**Instruction:** Output all the material that follows, exactly as given.

### Records shown ###

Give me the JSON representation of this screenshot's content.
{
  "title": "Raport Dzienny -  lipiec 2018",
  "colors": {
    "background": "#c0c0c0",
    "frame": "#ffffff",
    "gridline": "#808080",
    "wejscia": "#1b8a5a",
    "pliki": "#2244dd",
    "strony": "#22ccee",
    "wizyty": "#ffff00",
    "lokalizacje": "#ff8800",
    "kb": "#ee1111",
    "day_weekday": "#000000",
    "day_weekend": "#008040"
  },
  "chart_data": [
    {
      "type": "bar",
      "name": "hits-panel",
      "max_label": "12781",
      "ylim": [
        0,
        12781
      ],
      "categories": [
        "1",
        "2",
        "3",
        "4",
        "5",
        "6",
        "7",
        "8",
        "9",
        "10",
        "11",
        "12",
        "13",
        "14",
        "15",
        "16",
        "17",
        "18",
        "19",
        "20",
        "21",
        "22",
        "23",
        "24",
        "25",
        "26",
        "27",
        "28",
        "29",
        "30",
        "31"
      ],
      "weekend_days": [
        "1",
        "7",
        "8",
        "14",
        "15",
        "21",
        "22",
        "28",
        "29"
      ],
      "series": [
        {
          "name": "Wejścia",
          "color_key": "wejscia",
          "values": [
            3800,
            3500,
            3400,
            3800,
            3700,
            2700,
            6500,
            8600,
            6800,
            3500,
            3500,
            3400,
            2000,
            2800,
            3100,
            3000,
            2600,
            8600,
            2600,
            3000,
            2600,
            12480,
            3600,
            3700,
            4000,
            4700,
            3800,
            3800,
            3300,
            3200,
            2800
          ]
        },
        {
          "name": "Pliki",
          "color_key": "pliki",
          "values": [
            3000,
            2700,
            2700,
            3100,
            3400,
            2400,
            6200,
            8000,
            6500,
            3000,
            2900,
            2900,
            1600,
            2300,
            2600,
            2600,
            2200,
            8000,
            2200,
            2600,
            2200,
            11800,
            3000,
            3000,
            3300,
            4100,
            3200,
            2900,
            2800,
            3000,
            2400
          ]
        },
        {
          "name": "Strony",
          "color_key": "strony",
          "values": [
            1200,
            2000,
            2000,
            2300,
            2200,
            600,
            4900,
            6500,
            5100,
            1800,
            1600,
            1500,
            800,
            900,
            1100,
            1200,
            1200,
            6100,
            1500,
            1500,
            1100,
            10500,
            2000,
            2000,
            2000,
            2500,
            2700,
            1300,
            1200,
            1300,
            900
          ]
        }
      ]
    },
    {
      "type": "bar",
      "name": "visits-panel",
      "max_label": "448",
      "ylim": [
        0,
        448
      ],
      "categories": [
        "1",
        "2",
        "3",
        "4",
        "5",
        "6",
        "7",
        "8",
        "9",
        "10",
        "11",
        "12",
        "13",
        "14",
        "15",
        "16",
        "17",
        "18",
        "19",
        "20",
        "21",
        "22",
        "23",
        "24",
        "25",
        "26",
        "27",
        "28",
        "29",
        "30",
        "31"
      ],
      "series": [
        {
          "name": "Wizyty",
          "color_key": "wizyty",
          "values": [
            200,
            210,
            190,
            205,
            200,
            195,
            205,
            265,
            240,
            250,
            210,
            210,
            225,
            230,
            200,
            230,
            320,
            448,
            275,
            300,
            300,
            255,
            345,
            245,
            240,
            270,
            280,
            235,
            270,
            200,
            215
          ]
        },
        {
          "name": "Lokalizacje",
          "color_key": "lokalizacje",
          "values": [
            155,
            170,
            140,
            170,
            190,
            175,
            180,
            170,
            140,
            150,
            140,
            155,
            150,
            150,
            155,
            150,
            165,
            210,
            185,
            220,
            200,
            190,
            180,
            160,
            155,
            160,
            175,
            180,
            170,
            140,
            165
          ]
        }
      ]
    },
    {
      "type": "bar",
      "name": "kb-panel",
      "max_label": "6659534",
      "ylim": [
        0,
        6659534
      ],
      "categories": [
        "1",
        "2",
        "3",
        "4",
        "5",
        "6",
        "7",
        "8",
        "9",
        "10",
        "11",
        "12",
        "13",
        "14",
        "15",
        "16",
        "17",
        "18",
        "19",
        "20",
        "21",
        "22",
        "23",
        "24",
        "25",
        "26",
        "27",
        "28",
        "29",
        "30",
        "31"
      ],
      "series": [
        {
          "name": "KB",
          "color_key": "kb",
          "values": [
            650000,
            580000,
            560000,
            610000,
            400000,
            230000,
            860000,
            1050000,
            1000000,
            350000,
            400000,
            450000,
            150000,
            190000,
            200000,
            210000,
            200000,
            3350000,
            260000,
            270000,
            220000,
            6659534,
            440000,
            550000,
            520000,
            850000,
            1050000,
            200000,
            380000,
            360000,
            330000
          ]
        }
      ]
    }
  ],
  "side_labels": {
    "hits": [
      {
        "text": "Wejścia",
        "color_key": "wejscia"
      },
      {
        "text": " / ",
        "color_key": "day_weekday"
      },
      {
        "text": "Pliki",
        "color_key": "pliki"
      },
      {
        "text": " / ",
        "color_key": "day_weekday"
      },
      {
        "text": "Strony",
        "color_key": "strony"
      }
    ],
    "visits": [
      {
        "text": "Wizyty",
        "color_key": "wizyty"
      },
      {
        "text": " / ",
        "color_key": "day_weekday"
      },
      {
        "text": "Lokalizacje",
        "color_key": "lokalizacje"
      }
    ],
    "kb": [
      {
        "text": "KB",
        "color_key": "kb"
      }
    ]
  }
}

###

**Response:**
Give me the JSON representation of this screenshot's content.
{
  "title": "Raport Dzienny -  lipiec 2018",
  "colors": {
    "background": "#c0c0c0",
    "frame": "#ffffff",
    "gridline": "#808080",
    "wejscia": "#1b8a5a",
    "pliki": "#2244dd",
    "strony": "#22ccee",
    "wizyty": "#ffff00",
    "lokalizacje": "#ff8800",
    "kb": "#ee1111",
    "day_weekday": "#000000",
    "day_weekend": "#008040"
  },
  "chart_data": [
    {
      "type": "bar",
      "name": "hits-panel",
      "max_label": "12781",
      "ylim": [
        0,
        12781
      ],
      "categories": [
        "1",
        "2",
        "3",
        "4",
        "5",
        "6",
        "7",
        "8",
        "9",
        "10",
        "11",
        "12",
        "13",
        "14",
        "15",
        "16",
        "17",
        "18",
        "19",
        "20",
        "21",
        "22",
        "23",
        "24",
        "25",
        "26",
        "27",
        "28",
        "29",
        "30",
        "31"
      ],
      "weekend_days": [
        "1",
        "7",
        "8",
        "14",
        "15",
        "21",
        "22",
        "28",
        "29"
      ],
      "series": [
        {
          "name": "Wejścia",
          "color_key": "wejscia",
          "values": [
            3800,
            3500,
            3400,
            3800,
            3700,
            2700,
            6500,
            8600,
            6800,
            3500,
            3500,
            3400,
            2000,
            2800,
            3100,
            3000,
            2600,
            8600,
            2600,
            3000,
            2600,
            12480,
            3600,
            3700,
            4000,
            4700,
            3800,
            3800,
            3300,
            3200,
            2800
          ]
        },
        {
          "name": "Pliki",
          "color_key": "pliki",
          "values": [
            3000,
            2700,
            2700,
            3100,
            3400,
            2400,
            6200,
            8000,
            6500,
            3000,
            2900,
            2900,
            1600,
            2300,
            2600,
            2600,
            2200,
            8000,
            2200,
            2600,
            2200,
            11800,
            3000,
            3000,
            3300,
            4100,
            3200,
            2900,
            2800,
            3000,
            2400
          ]
        },
        {
          "name": "Strony",
          "color_key": "strony",
          "values": [
            1200,
            2000,
            2000,
            2300,
            2200,
            600,
            4900,
            6500,
            5100,
            1800,
            1600,
            1500,
            800,
            900,
            1100,
            1200,
            1200,
            6100,
            1500,
            1500,
            1100,
            10500,
            2000,
            2000,
            2000,
            2500,
            2700,
            1300,
            1200,
            1300,
            900
          ]
        }
      ]
    },
    {
      "type": "bar",
      "name": "visits-panel",
      "max_label": "448",
      "ylim": [
        0,
        448
      ],
      "categories": [
        "1",
        "2",
        "3",
        "4",
        "5",
        "6",
        "7",
        "8",
        "9",
        "10",
        "11",
        "12",
        "13",
        "14",
        "15",
        "16",
        "17",
        "18",
        "19",
        "20",
        "21",
        "22",
        "23",
        "24",
        "25",
        "26",
        "27",
        "28",
        "29",
        "30",
        "31"
      ],
      "series": [
        {
          "name": "Wizyty",
          "color_key": "wizyty",
          "values": [
            200,
            210,
            190,
            205,
            200,
            195,
            205,
            265,
            240,
            250,
            210,
            210,
            225,
            230,
            200,
            230,
            320,
            448,
            275,
            300,
            300,
            255,
            345,
            245,
            240,
            270,
            280,
            235,
            270,
            200,
            215
          ]
        },
        {
          "name": "Lokalizacje",
          "color_key": "lokalizacje",
          "values": [
            155,
            170,
            140,
            170,
            190,
            175,
            180,
            170,
            140,
            150,
            140,
            155,
            150,
            150,
            155,
            150,
            165,
            210,
            185,
            220,
            200,
            190,
            180,
            160,
            155,
            160,
            175,
            180,
            170,
            140,
            165
          ]
        }
      ]
    },
    {
      "type": "bar",
      "name": "kb-panel",
      "max_label": "6659534",
      "ylim": [
        0,
        6659534
      ],
      "categories": [
        "1",
        "2",
        "3",
        "4",
        "5",
        "6",
        "7",
        "8",
        "9",
        "10",
        "11",
        "12",
        "13",
        "14",
        "15",
        "16",
        "17",
        "18",
        "19",
        "20",
        "21",
        "22",
        "23",
        "24",
        "25",
        "26",
        "27",
        "28",
        "29",
        "30",
        "31"
      ],
      "series": [
        {
          "name": "KB",
          "color_key": "kb",
          "values": [
            650000,
            580000,
            560000,
            610000,
            400000,
            230000,
            860000,
            1050000,
            1000000,
            350000,
            400000,
            450000,
            150000,
            190000,
            200000,
            210000,
            200000,
            3350000,
            260000,
            270000,
            220000,
            6659534,
            440000,
            550000,
            520000,
            850000,
            1050000,
            200000,
            380000,
            360000,
            330000
          ]
        }
      ]
    }
  ],
  "side_labels": {
    "hits": [
      {
        "text": "Wejścia",
        "color_key": "wejscia"
      },
      {
        "text": " / ",
        "color_key": "day_weekday"
      },
      {
        "text": "Pliki",
        "color_key": "pliki"
      },
      {
        "text": " / ",
        "color_key": "day_weekday"
      },
      {
        "text": "Strony",
        "color_key": "strony"
      }
    ],
    "visits": [
      {
        "text": "Wizyty",
        "color_key": "wizyty"
      },
      {
        "text": " / ",
        "color_key": "day_weekday"
      },
      {
        "text": "Lokalizacje",
        "color_key": "lokalizacje"
      }
    ],
    "kb": [
      {
        "text": "KB",
        "color_key": "kb"
      }
    ]
  }
}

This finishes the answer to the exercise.